** begin **
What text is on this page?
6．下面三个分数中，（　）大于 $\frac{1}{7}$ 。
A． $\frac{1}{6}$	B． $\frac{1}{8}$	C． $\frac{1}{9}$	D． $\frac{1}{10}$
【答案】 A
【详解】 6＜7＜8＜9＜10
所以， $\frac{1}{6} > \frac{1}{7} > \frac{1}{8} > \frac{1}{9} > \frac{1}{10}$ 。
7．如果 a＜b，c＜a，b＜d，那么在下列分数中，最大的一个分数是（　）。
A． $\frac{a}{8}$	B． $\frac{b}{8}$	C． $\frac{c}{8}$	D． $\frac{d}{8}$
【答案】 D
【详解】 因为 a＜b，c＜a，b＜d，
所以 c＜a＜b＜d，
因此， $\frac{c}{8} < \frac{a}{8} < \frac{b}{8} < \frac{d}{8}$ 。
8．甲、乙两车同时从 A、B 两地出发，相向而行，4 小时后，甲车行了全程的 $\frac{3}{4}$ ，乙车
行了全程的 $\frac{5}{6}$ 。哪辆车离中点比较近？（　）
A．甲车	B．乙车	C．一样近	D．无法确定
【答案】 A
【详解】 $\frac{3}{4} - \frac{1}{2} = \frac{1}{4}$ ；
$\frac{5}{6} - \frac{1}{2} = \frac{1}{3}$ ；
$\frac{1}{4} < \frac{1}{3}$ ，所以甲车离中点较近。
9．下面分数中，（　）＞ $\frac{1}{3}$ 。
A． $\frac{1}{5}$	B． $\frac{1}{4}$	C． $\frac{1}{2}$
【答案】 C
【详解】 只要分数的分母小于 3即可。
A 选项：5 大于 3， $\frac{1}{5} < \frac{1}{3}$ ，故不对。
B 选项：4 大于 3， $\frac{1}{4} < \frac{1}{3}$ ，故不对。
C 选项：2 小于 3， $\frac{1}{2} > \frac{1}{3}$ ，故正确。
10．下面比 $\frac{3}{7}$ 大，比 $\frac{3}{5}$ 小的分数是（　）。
** end **
** Your task **
Copy every line exactly. Leave nothing out.

** Problem solution **
What text is on this page?
6．下面三个分数中，（　）大于 $\frac{1}{7}$ 。
A． $\frac{1}{6}$	B． $\frac{1}{8}$	C． $\frac{1}{9}$	D． $\frac{1}{10}$
【答案】 A
【详解】 6＜7＜8＜9＜10
所以， $\frac{1}{6} > \frac{1}{7} > \frac{1}{8} > \frac{1}{9} > \frac{1}{10}$ 。
7．如果 a＜b，c＜a，b＜d，那么在下列分数中，最大的一个分数是（　）。
A． $\frac{a}{8}$	B． $\frac{b}{8}$	C． $\frac{c}{8}$	D． $\frac{d}{8}$
【答案】 D
【详解】 因为 a＜b，c＜a，b＜d，
所以 c＜a＜b＜d，
因此， $\frac{c}{8} < \frac{a}{8} < \frac{b}{8} < \frac{d}{8}$ 。
8．甲、乙两车同时从 A、B 两地出发，相向而行，4 小时后，甲车行了全程的 $\frac{3}{4}$ ，乙车
行了全程的 $\frac{5}{6}$ 。哪辆车离中点比较近？（　）
A．甲车	B．乙车	C．一样近	D．无法确定
【答案】 A
【详解】 $\frac{3}{4} - \frac{1}{2} = \frac{1}{4}$ ；
$\frac{5}{6} - \frac{1}{2} = \frac{1}{3}$ ；
$\frac{1}{4} < \frac{1}{3}$ ，所以甲车离中点较近。
9．下面分数中，（　）＞ $\frac{1}{3}$ 。
A． $\frac{1}{5}$	B． $\frac{1}{4}$	C． $\frac{1}{2}$
【答案】 C
【详解】 只要分数的分母小于 3即可。
A 选项：5 大于 3， $\frac{1}{5} < \frac{1}{3}$ ，故不对。
B 选项：4 大于 3， $\frac{1}{4} < \frac{1}{3}$ ，故不对。
C 选项：2 小于 3， $\frac{1}{2} > \frac{1}{3}$ ，故正确。
10．下面比 $\frac{3}{7}$ 大，比 $\frac{3}{5}$ 小的分数是（　）。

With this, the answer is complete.